Record set
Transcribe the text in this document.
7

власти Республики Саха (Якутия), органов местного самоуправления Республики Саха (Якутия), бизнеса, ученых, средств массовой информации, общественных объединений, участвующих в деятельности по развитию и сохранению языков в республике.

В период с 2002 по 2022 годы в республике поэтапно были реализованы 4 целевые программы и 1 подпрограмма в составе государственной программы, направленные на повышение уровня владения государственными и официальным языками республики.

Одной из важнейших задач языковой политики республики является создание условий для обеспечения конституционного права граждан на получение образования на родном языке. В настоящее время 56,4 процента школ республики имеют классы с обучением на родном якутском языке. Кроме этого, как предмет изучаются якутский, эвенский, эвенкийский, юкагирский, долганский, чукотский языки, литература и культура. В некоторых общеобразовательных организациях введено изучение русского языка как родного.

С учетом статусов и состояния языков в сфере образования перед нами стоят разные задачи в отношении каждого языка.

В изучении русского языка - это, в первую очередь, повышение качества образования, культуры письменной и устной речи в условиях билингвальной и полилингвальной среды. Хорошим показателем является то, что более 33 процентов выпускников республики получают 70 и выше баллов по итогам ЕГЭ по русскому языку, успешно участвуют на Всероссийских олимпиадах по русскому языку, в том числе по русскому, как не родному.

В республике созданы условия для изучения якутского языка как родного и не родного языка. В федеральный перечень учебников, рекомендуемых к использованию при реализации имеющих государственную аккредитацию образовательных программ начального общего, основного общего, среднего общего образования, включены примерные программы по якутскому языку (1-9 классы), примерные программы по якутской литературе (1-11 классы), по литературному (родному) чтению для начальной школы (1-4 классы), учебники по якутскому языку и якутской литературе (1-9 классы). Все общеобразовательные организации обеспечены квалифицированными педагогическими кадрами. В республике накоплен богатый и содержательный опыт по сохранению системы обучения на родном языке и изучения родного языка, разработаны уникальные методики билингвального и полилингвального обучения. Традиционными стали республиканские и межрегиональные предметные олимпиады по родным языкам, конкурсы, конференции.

Written request
Word for word, write out all of the data above.

The response
Transcribe the text in this document.
7

власти Республики Саха (Якутия), органов местного самоуправления Республики Саха (Якутия), бизнеса, ученых, средств массовой информации, общественных объединений, участвующих в деятельности по развитию и сохранению языков в республике.

В период с 2002 по 2022 годы в республике поэтапно были реализованы 4 целевые программы и 1 подпрограмма в составе государственной программы, направленные на повышение уровня владения государственными и официальным языками республики.

Одной из важнейших задач языковой политики республики является создание условий для обеспечения конституционного права граждан на получение образования на родном языке. В настоящее время 56,4 процента школ республики имеют классы с обучением на родном якутском языке. Кроме этого, как предмет изучаются якутский, эвенский, эвенкийский, юкагирский, долганский, чукотский языки, литература и культура. В некоторых общеобразовательных организациях введено изучение русского языка как родного.

С учетом статусов и состояния языков в сфере образования перед нами стоят разные задачи в отношении каждого языка.

В изучении русского языка - это, в первую очередь, повышение качества образования, культуры письменной и устной речи в условиях билингвальной и полилингвальной среды. Хорошим показателем является то, что более 33 процентов выпускников республики получают 70 и выше баллов по итогам ЕГЭ по русскому языку, успешно участвуют на Всероссийских олимпиадах по русскому языку, в том числе по русскому, как не родному.

В республике созданы условия для изучения якутского языка как родного и не родного языка. В федеральный перечень учебников, рекомендуемых к использованию при реализации имеющих государственную аккредитацию образовательных программ начального общего, основного общего, среднего общего образования, включены примерные программы по якутскому языку (1-9 классы), примерные программы по якутской литературе (1-11 классы), по литературному (родному) чтению для начальной школы (1-4 классы), учебники по якутскому языку и якутской литературе (1-9 классы). Все общеобразовательные организации обеспечены квалифицированными педагогическими кадрами. В республике накоплен богатый и содержательный опыт по сохранению системы обучения на родном языке и изучения родного языка, разработаны уникальные методики билингвального и полилингвального обучения. Традиционными стали республиканские и межрегиональные предметные олимпиады по родным языкам, конкурсы, конференции.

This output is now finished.